Copy word for word the lines between the one containing "Localize each UI" and the one containing "Bar [260,181,340,204]", inclusive. Leave the pictures out.

Records for this exercise ->
* BEGIN *

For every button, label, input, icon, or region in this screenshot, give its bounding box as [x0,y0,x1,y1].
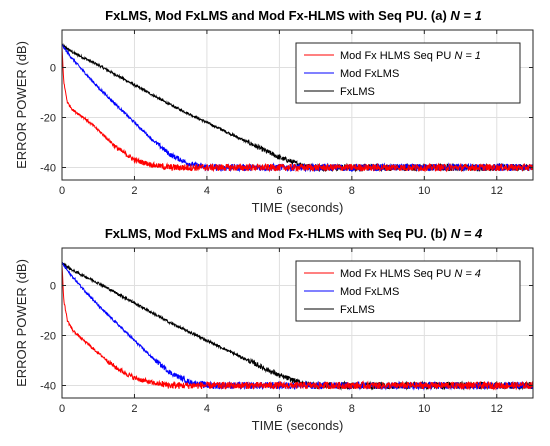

* END *
* BEGIN *

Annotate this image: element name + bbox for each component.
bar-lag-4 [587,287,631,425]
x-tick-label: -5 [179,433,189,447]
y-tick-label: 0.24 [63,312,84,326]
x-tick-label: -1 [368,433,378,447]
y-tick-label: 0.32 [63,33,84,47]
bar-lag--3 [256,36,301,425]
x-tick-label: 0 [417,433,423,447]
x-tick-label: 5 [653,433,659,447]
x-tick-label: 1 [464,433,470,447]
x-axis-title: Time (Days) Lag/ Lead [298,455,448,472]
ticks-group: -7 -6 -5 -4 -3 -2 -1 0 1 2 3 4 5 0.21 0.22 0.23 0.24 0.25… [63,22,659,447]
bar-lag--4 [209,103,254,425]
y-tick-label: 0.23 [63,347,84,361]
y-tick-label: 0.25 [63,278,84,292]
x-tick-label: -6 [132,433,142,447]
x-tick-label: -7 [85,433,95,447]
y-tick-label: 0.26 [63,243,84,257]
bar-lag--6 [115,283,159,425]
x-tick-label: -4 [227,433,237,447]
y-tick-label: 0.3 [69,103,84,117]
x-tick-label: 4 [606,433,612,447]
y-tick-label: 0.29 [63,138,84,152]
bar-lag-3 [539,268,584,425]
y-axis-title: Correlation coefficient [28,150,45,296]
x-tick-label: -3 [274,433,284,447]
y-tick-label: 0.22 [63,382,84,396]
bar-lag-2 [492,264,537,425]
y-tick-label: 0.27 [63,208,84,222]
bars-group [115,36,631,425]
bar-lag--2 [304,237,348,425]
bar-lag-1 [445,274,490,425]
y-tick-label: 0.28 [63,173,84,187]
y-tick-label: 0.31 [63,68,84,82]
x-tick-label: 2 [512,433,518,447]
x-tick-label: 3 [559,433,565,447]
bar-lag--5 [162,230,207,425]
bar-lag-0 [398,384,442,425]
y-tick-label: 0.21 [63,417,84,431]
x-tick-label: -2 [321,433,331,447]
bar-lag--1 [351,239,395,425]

* END *
* BEGIN *

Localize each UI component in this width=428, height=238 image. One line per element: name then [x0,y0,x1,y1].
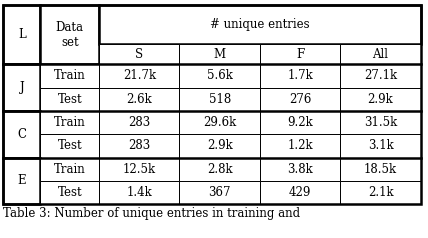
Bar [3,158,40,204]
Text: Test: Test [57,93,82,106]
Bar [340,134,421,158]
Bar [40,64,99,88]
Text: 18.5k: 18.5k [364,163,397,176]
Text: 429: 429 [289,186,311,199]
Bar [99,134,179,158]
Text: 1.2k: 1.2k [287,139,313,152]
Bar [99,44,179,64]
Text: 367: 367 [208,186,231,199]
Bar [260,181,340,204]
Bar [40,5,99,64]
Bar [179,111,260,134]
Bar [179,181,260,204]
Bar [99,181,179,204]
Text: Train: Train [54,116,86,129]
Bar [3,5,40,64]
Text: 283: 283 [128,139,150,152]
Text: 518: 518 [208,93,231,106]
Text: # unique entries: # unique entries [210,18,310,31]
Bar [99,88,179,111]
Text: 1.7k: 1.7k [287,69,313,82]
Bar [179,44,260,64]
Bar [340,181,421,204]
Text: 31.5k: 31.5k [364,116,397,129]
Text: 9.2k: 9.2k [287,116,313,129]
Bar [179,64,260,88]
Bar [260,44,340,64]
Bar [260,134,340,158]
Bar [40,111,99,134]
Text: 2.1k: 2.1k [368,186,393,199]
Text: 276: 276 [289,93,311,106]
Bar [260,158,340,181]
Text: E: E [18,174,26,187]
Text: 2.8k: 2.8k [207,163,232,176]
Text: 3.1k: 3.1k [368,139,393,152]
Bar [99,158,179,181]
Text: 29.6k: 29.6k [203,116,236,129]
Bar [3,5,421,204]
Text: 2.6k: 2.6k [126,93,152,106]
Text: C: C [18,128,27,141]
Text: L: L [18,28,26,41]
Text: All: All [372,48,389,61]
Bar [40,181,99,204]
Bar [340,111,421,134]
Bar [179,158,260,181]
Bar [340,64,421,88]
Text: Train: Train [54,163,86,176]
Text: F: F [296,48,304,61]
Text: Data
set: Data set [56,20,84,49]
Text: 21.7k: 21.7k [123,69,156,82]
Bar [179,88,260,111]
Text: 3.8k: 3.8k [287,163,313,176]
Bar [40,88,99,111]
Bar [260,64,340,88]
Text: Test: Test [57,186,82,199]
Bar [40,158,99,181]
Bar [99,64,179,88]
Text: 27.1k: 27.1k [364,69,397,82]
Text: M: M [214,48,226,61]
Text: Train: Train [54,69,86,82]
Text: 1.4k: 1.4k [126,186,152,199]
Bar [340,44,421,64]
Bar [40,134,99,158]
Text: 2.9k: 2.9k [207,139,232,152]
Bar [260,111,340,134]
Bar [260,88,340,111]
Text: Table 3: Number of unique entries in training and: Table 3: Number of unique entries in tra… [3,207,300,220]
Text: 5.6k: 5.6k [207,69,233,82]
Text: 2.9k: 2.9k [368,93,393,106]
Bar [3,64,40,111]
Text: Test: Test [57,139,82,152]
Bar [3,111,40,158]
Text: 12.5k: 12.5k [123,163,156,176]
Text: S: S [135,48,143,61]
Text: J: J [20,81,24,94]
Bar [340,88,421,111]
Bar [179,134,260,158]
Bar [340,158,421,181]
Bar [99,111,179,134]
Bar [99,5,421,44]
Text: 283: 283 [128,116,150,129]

* END *

Solution to this task ->
Localize each UI component in this width=428, height=238 image. One line per element: name then [x0,y0,x1,y1].
Bar [3,158,40,204]
Text: Test: Test [57,93,82,106]
Bar [340,134,421,158]
Bar [40,64,99,88]
Text: 18.5k: 18.5k [364,163,397,176]
Text: 429: 429 [289,186,311,199]
Bar [99,134,179,158]
Text: 1.2k: 1.2k [287,139,313,152]
Bar [99,44,179,64]
Text: 367: 367 [208,186,231,199]
Bar [260,181,340,204]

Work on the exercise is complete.